**YOUR INSTRUCTIONS**
All entries must be extracted exactly, with nothing added or dropped.

**TASK DATA**
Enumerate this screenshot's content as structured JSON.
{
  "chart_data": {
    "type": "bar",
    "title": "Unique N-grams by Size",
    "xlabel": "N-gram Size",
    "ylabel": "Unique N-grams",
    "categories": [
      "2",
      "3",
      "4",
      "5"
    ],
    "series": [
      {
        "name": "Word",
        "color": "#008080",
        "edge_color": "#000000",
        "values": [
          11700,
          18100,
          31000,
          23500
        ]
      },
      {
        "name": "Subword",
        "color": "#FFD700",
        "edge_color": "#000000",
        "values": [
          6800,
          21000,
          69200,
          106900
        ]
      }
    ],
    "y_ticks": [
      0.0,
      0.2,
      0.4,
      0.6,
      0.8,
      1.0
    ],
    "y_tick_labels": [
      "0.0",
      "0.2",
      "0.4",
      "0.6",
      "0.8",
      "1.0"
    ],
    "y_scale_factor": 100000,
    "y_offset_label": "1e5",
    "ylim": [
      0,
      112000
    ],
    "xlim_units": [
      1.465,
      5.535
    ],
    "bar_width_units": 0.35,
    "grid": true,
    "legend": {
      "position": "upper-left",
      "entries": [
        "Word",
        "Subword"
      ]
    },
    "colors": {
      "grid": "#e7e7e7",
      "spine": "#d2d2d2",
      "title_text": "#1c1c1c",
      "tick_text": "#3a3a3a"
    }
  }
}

**THE RESULT**
Enumerate this screenshot's content as structured JSON.
{
  "chart_data": {
    "type": "bar",
    "title": "Unique N-grams by Size",
    "xlabel": "N-gram Size",
    "ylabel": "Unique N-grams",
    "categories": [
      "2",
      "3",
      "4",
      "5"
    ],
    "series": [
      {
        "name": "Word",
        "color": "#008080",
        "edge_color": "#000000",
        "values": [
          11700,
          18100,
          31000,
          23500
        ]
      },
      {
        "name": "Subword",
        "color": "#FFD700",
        "edge_color": "#000000",
        "values": [
          6800,
          21000,
          69200,
          106900
        ]
      }
    ],
    "y_ticks": [
      0.0,
      0.2,
      0.4,
      0.6,
      0.8,
      1.0
    ],
    "y_tick_labels": [
      "0.0",
      "0.2",
      "0.4",
      "0.6",
      "0.8",
      "1.0"
    ],
    "y_scale_factor": 100000,
    "y_offset_label": "1e5",
    "ylim": [
      0,
      112000
    ],
    "xlim_units": [
      1.465,
      5.535
    ],
    "bar_width_units": 0.35,
    "grid": true,
    "legend": {
      "position": "upper-left",
      "entries": [
        "Word",
        "Subword"
      ]
    },
    "colors": {
      "grid": "#e7e7e7",
      "spine": "#d2d2d2",
      "title_text": "#1c1c1c",
      "tick_text": "#3a3a3a"
    }
  }
}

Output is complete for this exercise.